- **Exercise aim**:
Your reply should be one number: how many lines of the records below contain the string "Produce".

(Document page transcription items)
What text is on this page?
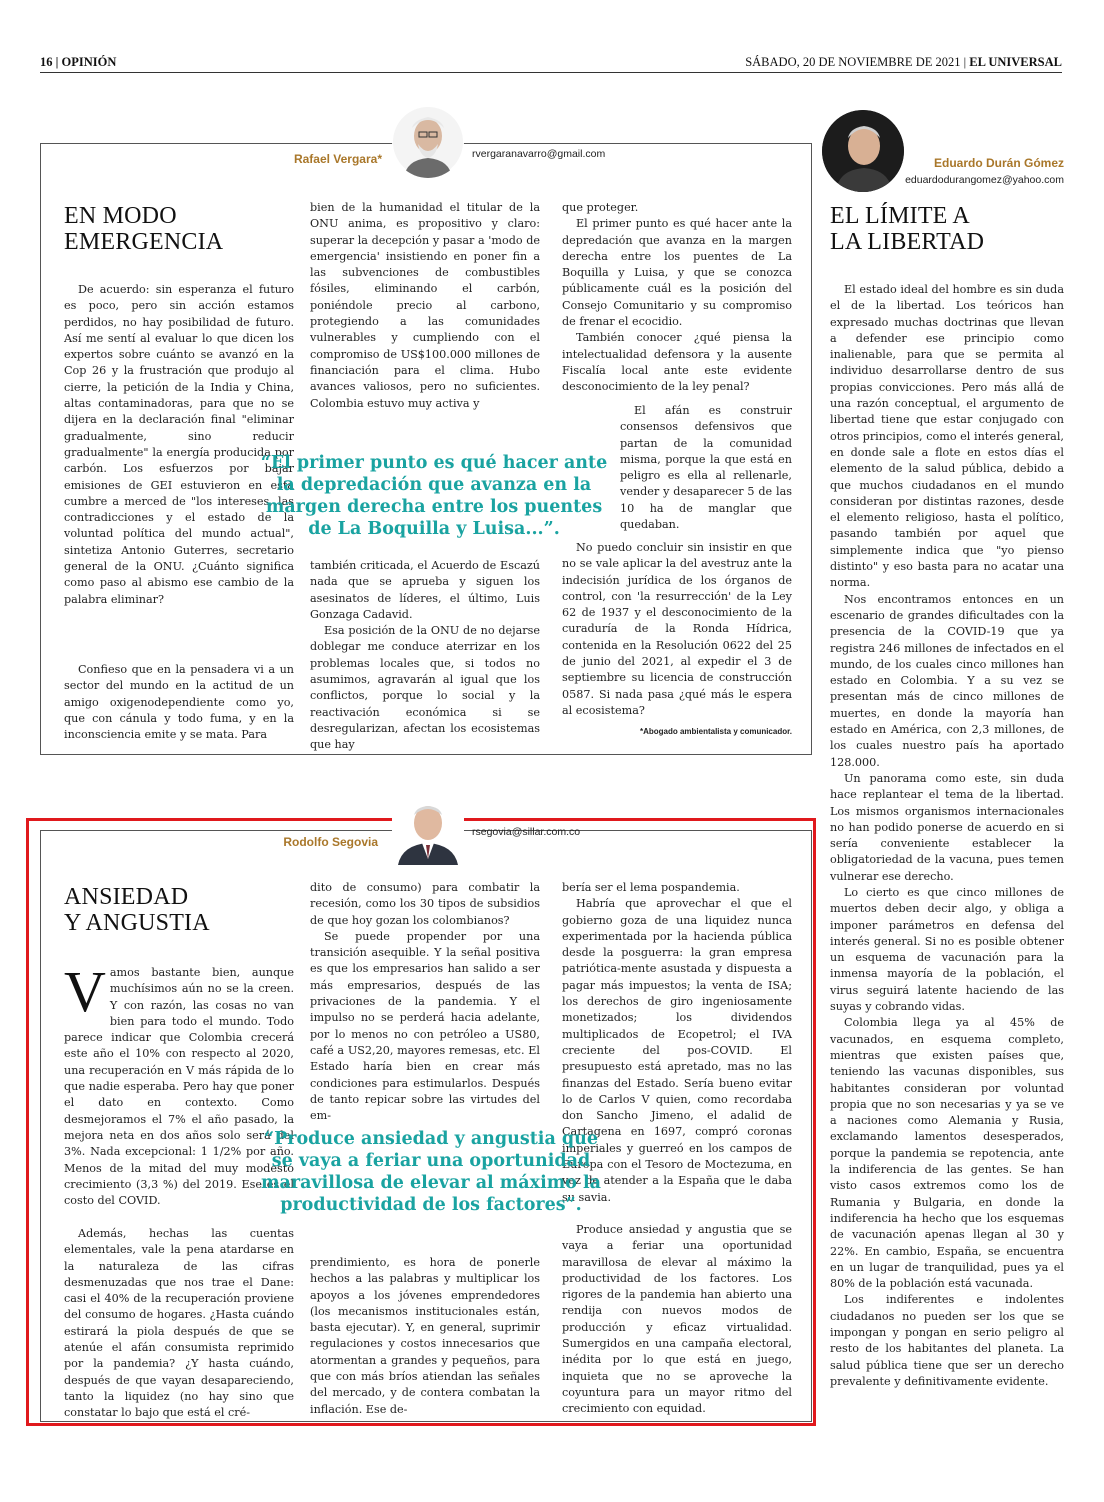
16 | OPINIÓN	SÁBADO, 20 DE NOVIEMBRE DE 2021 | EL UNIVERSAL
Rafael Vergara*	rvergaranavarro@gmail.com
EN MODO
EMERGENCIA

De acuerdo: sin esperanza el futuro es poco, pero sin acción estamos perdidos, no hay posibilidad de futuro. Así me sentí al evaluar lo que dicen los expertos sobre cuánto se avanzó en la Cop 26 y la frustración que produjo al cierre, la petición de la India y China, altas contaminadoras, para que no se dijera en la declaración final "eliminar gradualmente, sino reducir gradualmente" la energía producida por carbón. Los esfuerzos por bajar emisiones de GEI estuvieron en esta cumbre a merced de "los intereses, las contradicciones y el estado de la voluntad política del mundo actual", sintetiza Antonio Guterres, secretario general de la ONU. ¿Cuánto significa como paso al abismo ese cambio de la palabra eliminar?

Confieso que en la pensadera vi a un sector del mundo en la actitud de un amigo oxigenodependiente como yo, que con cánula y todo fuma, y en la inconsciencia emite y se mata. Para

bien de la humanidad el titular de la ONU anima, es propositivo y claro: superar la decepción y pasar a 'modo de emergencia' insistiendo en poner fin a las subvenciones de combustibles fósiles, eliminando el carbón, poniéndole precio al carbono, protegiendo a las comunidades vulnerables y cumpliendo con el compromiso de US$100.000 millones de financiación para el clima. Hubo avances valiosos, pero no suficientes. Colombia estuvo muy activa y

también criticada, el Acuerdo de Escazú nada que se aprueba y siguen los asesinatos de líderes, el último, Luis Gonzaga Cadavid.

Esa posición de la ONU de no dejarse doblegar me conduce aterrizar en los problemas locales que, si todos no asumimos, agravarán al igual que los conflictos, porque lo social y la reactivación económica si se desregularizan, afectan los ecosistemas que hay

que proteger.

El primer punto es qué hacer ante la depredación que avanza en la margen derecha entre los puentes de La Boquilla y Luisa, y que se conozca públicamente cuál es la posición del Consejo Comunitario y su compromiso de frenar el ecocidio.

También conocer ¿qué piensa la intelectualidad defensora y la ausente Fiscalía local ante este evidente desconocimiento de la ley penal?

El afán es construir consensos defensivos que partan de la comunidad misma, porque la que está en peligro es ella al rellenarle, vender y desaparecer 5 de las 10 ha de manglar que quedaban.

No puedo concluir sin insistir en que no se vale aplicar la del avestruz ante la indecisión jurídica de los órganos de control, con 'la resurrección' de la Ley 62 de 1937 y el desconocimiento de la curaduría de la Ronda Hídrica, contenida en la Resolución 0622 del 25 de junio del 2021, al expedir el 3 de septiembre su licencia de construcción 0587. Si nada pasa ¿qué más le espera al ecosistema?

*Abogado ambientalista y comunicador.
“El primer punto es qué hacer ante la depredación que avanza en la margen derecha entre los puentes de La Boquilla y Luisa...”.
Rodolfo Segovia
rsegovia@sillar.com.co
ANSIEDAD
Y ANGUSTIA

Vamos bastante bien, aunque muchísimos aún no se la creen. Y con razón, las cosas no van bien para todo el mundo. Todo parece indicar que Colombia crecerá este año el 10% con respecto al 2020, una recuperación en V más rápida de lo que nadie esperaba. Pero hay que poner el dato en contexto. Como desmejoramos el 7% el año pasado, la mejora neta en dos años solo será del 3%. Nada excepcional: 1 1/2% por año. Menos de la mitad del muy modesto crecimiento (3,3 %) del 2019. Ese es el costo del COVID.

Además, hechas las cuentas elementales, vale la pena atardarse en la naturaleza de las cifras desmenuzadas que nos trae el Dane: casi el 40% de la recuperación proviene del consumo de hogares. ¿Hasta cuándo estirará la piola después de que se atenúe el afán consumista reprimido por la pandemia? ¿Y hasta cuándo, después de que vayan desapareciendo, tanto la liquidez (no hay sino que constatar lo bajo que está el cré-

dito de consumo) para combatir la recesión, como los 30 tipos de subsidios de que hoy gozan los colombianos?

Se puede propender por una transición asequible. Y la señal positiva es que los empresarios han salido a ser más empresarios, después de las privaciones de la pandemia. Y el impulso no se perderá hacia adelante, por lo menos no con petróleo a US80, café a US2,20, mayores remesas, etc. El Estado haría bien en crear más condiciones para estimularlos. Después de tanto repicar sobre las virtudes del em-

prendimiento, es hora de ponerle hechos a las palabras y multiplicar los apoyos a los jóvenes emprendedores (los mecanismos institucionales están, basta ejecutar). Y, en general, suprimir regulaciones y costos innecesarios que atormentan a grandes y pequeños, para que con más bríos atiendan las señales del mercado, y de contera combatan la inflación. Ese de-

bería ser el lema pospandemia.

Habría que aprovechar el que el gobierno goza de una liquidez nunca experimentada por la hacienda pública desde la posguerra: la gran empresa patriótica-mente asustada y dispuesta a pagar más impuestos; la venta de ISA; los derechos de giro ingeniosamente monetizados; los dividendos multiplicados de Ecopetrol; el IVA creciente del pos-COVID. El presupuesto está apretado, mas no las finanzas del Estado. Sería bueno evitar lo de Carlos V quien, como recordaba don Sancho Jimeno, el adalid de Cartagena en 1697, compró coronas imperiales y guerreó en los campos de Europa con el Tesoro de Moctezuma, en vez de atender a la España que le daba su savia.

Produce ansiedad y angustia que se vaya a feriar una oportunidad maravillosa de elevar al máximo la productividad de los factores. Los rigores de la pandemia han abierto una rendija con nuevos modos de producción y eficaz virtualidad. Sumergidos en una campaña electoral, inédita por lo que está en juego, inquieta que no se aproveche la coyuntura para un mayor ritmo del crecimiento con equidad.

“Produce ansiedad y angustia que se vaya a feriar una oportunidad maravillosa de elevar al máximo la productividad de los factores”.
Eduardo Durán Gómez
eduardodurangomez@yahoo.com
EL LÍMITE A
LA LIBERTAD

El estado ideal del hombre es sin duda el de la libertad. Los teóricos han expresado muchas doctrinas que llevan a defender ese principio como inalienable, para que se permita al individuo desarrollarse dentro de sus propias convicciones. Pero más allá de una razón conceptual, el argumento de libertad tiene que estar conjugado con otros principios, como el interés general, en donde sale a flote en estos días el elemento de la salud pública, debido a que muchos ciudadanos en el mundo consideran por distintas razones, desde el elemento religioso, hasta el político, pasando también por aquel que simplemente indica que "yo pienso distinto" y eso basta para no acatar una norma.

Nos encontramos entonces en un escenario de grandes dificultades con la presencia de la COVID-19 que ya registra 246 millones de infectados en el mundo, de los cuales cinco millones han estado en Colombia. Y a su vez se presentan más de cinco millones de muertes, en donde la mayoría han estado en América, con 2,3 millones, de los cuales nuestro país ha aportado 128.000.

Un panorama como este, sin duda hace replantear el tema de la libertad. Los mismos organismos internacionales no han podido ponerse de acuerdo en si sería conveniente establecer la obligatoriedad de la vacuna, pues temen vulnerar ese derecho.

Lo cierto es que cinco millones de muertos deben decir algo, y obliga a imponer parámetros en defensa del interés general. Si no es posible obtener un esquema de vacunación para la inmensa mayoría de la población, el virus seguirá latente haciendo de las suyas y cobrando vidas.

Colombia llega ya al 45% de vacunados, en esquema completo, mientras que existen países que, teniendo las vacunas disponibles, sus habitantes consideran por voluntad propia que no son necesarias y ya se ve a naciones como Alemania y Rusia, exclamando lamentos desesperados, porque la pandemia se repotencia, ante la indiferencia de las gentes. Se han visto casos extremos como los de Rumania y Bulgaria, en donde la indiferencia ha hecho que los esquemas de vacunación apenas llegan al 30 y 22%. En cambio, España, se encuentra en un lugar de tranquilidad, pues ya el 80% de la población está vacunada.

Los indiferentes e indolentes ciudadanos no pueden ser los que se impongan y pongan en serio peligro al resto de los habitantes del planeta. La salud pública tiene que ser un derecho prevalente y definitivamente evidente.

---

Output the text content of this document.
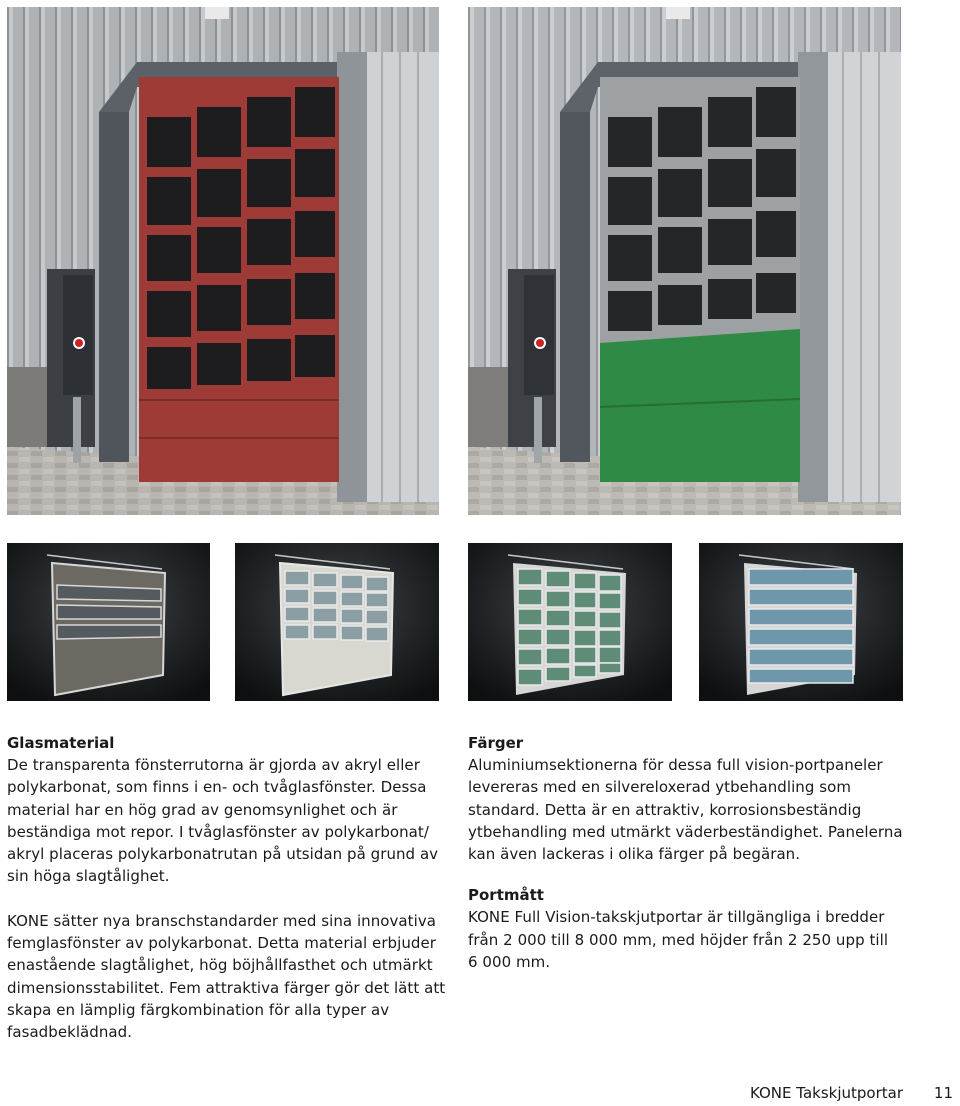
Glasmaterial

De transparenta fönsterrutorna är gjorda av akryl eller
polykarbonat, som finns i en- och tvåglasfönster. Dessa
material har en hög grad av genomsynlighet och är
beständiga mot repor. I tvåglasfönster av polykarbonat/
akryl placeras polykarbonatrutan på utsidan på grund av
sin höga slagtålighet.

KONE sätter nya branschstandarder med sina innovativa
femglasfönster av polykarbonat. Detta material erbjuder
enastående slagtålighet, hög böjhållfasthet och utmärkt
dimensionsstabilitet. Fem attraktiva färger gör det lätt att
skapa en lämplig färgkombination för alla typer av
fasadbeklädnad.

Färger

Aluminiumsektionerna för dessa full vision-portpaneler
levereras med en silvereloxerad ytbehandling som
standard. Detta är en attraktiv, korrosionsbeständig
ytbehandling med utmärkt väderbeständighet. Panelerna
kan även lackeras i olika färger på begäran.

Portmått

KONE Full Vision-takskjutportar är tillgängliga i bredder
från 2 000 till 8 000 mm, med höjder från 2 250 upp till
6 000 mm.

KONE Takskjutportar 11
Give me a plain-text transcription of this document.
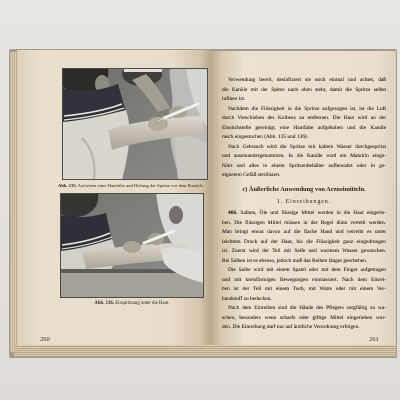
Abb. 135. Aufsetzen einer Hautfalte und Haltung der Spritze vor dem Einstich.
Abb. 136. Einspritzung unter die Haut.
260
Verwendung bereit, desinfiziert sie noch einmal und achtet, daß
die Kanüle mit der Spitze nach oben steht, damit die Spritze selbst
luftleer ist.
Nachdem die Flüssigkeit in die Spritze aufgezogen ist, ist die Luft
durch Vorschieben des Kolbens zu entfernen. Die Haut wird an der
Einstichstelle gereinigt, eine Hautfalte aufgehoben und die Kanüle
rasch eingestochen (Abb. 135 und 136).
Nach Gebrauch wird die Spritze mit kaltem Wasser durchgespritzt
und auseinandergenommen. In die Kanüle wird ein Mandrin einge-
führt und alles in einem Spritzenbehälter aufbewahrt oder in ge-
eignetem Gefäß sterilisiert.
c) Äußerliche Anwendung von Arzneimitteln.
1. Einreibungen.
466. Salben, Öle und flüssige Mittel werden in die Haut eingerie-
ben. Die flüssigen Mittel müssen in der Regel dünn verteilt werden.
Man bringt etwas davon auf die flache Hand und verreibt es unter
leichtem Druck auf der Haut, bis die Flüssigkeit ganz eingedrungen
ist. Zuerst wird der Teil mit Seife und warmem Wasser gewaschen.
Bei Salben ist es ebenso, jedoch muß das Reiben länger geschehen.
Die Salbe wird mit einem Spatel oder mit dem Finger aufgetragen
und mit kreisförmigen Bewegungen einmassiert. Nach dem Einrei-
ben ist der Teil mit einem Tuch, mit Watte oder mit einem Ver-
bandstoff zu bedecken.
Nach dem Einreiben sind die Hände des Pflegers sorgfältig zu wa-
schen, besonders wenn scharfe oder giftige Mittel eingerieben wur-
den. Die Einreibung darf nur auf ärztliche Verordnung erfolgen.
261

- **Solution to this exercise**:
2